**STATED TASK:**
All of the records below must be output exactly, with no pictures carried over.

**PROVIDED MATERIAL:**
········

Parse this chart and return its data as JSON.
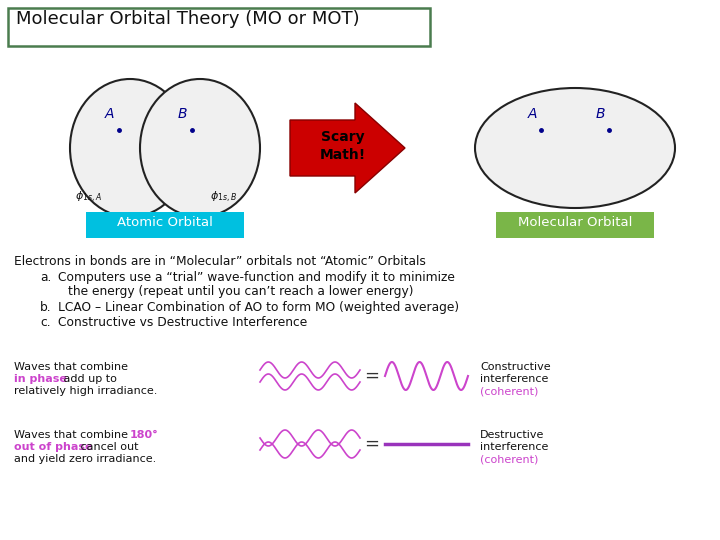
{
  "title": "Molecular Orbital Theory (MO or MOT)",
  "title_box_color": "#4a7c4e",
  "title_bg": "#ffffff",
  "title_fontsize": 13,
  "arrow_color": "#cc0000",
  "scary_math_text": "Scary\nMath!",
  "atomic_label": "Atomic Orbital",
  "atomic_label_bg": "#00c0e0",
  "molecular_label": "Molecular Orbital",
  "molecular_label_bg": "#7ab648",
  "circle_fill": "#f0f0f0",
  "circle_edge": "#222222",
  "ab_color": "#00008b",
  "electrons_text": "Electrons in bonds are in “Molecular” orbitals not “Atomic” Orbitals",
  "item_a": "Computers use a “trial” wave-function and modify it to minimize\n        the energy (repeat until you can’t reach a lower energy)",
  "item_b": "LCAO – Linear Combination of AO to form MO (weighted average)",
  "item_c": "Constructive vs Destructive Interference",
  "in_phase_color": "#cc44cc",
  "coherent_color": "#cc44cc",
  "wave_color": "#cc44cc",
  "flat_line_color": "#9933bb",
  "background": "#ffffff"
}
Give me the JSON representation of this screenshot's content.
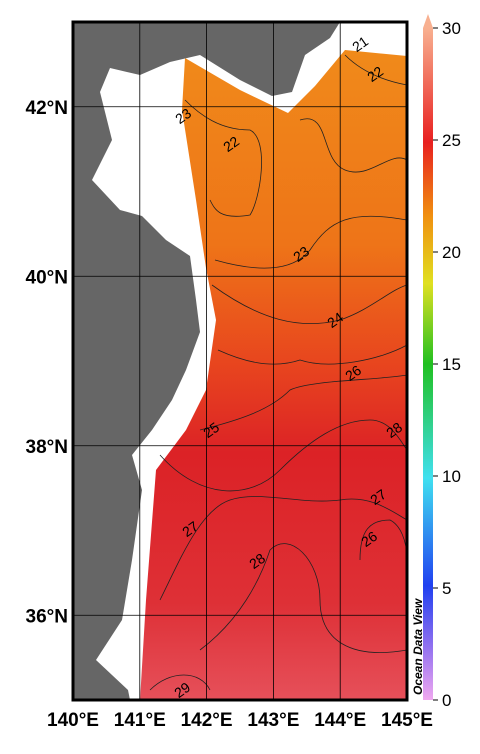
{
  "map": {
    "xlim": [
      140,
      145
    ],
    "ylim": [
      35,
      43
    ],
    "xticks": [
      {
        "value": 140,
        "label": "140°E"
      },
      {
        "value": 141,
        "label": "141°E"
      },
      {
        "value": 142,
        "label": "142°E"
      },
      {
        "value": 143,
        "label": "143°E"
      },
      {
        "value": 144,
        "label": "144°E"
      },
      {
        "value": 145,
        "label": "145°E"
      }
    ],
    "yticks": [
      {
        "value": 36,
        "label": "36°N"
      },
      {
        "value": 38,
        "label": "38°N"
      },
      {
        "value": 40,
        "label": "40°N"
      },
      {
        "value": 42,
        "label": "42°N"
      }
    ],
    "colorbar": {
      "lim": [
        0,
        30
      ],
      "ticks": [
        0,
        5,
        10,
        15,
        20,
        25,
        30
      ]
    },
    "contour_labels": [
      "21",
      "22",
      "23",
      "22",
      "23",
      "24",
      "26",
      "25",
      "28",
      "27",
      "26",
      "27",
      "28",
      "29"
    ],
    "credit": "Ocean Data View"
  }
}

········

**EXPECTED ANSWER:**
Parse this chart and return its data as JSON.
{
  "title": "Molecular Orbital Theory (MO or MOT)",
  "title_box_color": "#4a7c4e",
  "title_bg": "#ffffff",
  "title_fontsize": 13,
  "arrow_color": "#cc0000",
  "scary_math_text": "Scary\nMath!",
  "atomic_label": "Atomic Orbital",
  "atomic_label_bg": "#00c0e0",
  "molecular_label": "Molecular Orbital",
  "molecular_label_bg": "#7ab648",
  "circle_fill": "#f0f0f0",
  "circle_edge": "#222222",
  "ab_color": "#00008b",
  "electrons_text": "Electrons in bonds are in “Molecular” orbitals not “Atomic” Orbitals",
  "item_a": "Computers use a “trial” wave-function and modify it to minimize\n        the energy (repeat until you can’t reach a lower energy)",
  "item_b": "LCAO – Linear Combination of AO to form MO (weighted average)",
  "item_c": "Constructive vs Destructive Interference",
  "in_phase_color": "#cc44cc",
  "coherent_color": "#cc44cc",
  "wave_color": "#cc44cc",
  "flat_line_color": "#9933bb",
  "background": "#ffffff"
}
Give me the JSON representation of this screenshot's content.
{
  "map": {
    "xlim": [
      140,
      145
    ],
    "ylim": [
      35,
      43
    ],
    "xticks": [
      {
        "value": 140,
        "label": "140°E"
      },
      {
        "value": 141,
        "label": "141°E"
      },
      {
        "value": 142,
        "label": "142°E"
      },
      {
        "value": 143,
        "label": "143°E"
      },
      {
        "value": 144,
        "label": "144°E"
      },
      {
        "value": 145,
        "label": "145°E"
      }
    ],
    "yticks": [
      {
        "value": 36,
        "label": "36°N"
      },
      {
        "value": 38,
        "label": "38°N"
      },
      {
        "value": 40,
        "label": "40°N"
      },
      {
        "value": 42,
        "label": "42°N"
      }
    ],
    "colorbar": {
      "lim": [
        0,
        30
      ],
      "ticks": [
        0,
        5,
        10,
        15,
        20,
        25,
        30
      ]
    },
    "contour_labels": [
      "21",
      "22",
      "23",
      "22",
      "23",
      "24",
      "26",
      "25",
      "28",
      "27",
      "26",
      "27",
      "28",
      "29"
    ],
    "credit": "Ocean Data View"
  }
}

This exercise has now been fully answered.